# start of RECORDS SUPPLIED
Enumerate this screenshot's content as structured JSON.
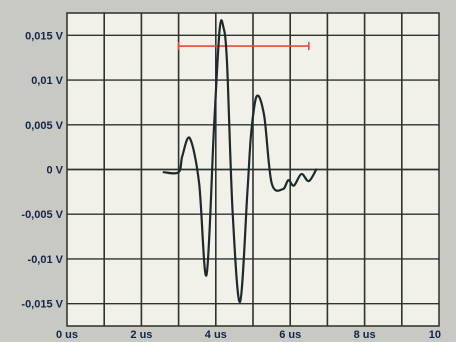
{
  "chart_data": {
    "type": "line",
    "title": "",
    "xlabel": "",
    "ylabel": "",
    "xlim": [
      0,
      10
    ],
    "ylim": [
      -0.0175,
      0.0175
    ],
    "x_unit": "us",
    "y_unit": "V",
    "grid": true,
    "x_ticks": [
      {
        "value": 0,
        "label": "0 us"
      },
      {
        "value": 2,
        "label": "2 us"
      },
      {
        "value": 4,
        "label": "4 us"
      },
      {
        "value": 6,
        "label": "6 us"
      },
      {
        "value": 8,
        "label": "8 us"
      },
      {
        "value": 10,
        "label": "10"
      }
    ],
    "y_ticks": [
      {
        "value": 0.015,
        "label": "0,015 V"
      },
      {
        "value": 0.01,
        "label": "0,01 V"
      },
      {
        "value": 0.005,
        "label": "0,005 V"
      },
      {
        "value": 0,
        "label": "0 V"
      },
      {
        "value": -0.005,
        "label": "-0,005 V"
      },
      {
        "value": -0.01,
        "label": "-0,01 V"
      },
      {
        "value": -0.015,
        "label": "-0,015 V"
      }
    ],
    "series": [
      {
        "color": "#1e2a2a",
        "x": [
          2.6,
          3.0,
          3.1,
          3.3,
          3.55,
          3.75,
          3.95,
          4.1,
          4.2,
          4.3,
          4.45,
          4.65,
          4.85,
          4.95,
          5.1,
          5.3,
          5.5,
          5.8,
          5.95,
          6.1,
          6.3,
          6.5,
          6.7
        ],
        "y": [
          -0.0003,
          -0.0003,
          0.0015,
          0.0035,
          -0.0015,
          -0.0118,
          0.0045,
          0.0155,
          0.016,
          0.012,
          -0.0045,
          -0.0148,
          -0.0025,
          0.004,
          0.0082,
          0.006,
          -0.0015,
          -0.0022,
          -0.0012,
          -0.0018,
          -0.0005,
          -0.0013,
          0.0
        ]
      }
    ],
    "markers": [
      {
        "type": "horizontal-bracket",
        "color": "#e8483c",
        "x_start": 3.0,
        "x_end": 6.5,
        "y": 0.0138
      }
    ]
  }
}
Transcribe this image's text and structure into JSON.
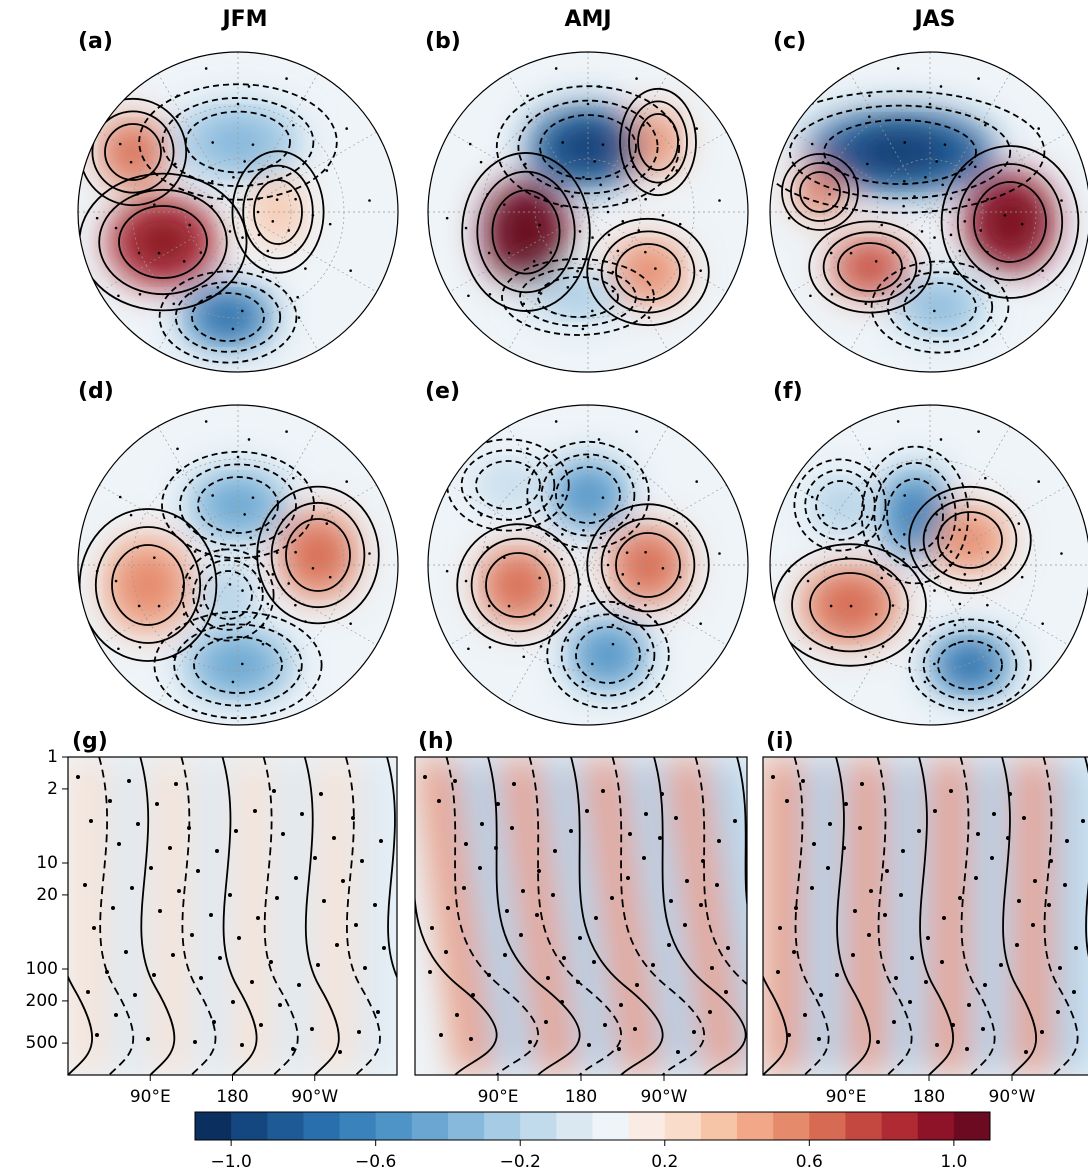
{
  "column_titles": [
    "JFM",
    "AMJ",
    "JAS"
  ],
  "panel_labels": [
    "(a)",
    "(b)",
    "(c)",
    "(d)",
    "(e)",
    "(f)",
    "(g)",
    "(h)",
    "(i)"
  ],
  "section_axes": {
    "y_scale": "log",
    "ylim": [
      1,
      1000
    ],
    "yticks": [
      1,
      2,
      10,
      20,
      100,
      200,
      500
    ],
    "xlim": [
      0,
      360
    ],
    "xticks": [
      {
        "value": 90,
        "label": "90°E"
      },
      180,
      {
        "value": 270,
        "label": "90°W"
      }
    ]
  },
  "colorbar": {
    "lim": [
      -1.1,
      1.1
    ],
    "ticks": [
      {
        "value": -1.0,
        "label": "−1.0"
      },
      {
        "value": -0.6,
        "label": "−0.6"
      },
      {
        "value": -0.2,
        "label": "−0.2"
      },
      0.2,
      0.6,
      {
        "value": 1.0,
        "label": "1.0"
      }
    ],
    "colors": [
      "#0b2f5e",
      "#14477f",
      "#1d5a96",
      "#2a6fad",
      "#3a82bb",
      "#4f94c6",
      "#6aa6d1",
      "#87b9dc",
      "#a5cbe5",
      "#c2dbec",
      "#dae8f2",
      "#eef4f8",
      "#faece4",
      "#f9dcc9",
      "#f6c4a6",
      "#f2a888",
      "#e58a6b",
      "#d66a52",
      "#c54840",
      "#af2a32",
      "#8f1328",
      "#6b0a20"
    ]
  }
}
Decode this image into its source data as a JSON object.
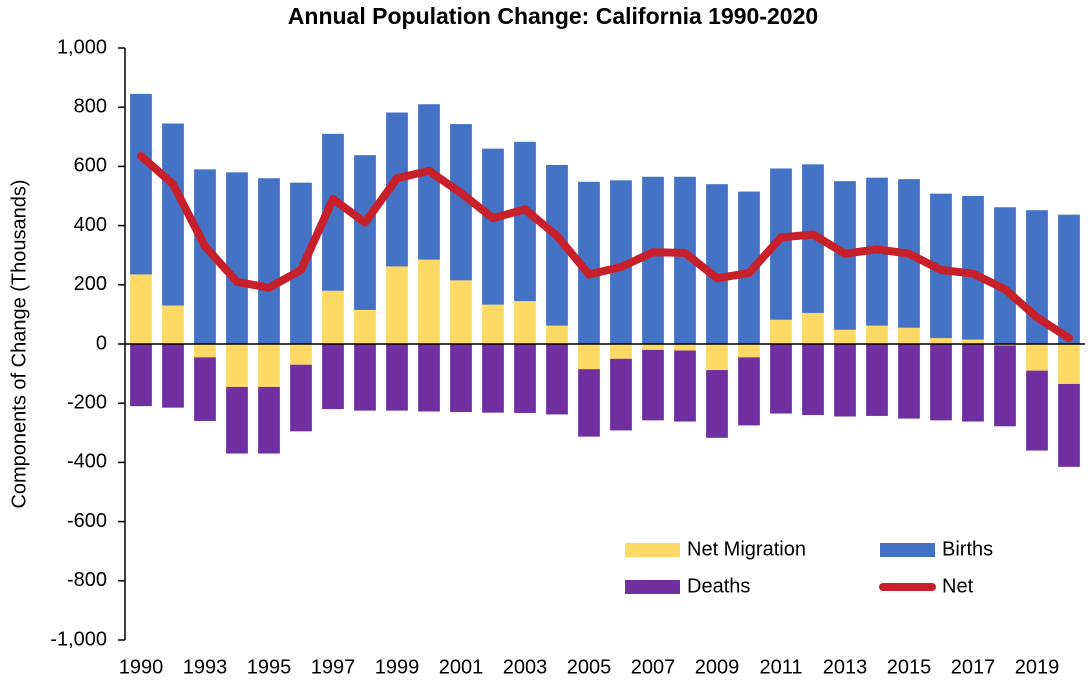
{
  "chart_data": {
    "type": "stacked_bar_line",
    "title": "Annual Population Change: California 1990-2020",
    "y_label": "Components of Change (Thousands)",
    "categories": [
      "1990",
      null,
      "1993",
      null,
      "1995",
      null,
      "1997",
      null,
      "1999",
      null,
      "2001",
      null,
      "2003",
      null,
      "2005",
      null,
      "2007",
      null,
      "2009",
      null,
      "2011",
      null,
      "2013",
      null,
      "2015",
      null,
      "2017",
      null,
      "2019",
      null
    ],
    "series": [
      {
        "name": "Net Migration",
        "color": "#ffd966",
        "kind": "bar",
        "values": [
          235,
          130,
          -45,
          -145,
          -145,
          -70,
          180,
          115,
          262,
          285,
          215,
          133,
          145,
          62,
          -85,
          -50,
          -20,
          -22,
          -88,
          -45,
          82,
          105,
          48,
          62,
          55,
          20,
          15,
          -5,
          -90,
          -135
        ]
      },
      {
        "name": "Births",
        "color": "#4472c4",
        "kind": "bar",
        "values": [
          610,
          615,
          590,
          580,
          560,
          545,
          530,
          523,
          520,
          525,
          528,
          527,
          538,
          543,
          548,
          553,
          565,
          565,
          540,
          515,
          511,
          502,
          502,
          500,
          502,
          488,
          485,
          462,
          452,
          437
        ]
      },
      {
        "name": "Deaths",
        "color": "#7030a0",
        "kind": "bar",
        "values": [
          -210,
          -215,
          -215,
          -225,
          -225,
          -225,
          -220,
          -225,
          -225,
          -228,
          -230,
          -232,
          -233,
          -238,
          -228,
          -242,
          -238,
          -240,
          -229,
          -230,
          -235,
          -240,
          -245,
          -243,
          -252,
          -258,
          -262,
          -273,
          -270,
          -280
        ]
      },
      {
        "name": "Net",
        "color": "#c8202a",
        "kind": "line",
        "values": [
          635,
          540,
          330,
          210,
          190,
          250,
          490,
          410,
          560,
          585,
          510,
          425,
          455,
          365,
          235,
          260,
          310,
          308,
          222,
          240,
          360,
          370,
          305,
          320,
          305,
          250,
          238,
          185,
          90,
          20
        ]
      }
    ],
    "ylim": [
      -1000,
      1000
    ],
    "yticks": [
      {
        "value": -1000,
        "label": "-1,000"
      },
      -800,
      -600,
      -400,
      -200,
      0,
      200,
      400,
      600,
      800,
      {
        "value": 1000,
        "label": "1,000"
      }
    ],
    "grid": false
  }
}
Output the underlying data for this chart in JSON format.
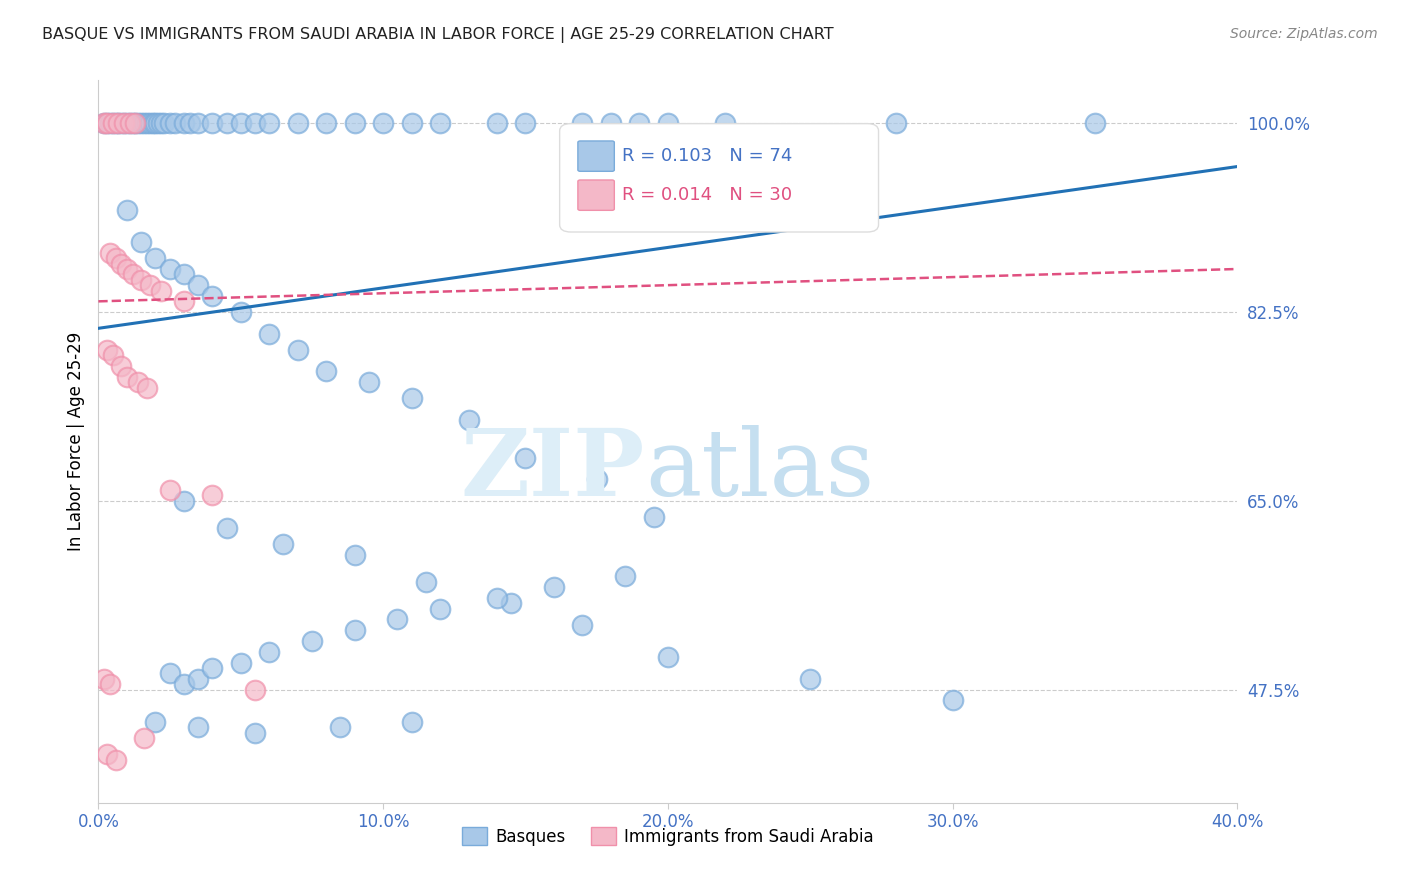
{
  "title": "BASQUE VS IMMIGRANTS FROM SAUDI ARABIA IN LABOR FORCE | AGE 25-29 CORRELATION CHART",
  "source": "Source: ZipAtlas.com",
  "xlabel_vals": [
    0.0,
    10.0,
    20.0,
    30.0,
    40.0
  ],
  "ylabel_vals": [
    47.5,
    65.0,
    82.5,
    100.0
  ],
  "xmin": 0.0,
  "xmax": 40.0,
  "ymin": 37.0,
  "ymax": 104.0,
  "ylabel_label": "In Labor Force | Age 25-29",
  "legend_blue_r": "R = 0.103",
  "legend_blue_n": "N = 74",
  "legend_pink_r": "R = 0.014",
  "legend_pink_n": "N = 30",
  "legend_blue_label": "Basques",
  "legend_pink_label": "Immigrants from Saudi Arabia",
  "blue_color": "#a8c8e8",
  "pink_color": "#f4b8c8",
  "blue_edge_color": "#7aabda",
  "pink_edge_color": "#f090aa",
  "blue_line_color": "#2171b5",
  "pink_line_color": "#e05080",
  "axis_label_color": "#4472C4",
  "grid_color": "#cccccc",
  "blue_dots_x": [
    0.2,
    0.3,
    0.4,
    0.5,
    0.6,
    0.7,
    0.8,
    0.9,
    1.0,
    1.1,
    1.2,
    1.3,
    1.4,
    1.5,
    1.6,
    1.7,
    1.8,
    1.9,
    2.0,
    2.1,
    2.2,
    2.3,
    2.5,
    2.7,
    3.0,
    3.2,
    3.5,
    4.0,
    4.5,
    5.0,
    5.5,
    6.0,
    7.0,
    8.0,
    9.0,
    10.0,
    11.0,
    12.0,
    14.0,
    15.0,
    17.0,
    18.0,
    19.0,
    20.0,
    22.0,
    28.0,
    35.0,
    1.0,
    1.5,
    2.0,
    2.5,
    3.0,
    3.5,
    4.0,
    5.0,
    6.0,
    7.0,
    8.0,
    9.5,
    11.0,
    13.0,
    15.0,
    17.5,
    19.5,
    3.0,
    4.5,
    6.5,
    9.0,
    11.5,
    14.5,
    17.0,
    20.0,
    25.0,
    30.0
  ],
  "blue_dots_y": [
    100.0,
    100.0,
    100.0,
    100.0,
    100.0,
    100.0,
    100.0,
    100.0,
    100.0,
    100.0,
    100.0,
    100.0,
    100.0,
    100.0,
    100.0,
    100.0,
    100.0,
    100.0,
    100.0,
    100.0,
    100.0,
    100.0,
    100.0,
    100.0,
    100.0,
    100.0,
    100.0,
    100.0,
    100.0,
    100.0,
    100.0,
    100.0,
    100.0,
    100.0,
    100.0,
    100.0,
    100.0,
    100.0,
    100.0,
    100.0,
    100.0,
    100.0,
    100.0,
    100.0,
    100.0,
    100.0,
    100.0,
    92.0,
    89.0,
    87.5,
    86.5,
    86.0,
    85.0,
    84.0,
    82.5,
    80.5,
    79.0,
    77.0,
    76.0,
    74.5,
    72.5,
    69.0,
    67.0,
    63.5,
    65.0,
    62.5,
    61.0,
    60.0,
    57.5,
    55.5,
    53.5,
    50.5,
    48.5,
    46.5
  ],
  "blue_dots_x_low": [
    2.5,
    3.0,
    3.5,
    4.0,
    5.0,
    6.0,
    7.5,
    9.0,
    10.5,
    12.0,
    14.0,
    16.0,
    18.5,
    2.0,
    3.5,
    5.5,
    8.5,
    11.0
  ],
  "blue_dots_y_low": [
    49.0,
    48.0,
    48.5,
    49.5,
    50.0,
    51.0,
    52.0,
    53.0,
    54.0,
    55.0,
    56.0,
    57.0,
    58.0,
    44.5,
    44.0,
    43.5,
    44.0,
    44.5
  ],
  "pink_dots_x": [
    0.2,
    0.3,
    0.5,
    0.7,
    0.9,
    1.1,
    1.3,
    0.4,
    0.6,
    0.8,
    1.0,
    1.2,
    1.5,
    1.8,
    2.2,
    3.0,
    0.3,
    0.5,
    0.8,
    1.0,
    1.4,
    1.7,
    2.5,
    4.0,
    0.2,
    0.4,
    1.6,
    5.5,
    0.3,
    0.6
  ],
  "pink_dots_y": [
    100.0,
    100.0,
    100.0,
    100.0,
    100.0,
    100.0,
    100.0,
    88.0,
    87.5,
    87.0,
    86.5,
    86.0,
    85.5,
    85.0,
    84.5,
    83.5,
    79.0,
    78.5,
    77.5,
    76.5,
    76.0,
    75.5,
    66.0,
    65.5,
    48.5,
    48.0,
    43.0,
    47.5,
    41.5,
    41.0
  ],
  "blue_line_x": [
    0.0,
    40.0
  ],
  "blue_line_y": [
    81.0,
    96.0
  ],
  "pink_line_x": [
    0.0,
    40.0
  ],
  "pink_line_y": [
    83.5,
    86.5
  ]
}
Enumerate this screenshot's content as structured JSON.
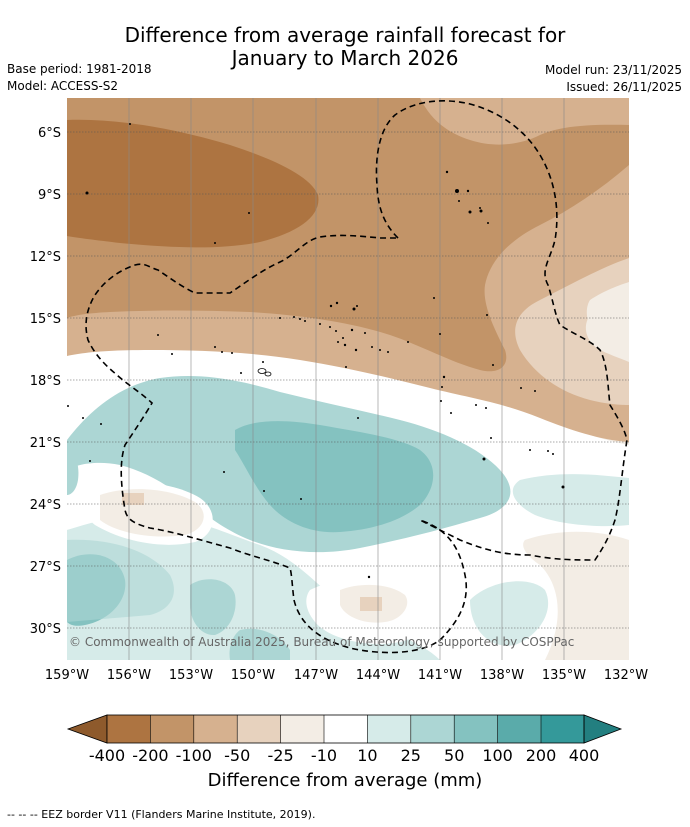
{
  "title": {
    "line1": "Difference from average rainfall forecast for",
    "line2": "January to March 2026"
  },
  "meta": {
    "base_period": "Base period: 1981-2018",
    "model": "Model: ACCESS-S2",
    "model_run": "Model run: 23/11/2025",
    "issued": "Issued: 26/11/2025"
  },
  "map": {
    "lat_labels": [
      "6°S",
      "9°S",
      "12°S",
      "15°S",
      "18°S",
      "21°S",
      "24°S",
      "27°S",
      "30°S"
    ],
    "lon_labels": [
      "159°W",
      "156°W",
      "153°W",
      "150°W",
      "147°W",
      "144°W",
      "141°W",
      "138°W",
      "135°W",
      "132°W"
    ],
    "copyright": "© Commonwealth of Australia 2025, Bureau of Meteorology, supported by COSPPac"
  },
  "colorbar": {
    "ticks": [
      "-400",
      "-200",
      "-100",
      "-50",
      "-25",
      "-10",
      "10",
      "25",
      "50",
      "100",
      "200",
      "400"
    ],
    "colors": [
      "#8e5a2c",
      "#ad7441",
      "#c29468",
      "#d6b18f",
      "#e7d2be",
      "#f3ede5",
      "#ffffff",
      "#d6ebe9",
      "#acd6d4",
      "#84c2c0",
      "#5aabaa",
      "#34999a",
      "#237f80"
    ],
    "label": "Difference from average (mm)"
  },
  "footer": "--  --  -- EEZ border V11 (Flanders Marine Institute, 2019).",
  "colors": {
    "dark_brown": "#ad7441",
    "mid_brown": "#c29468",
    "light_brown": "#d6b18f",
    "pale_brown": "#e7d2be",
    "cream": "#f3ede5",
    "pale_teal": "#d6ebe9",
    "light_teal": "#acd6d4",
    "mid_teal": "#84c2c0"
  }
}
# end of RECORDS SUPPLIED
## [REQUIREMENT]
From the entries above, list each line with "Difference" in it.

## [CORRECT ANSWER]
    "line1": "Difference from average rainfall forecast for",
    "label": "Difference from average (mm)"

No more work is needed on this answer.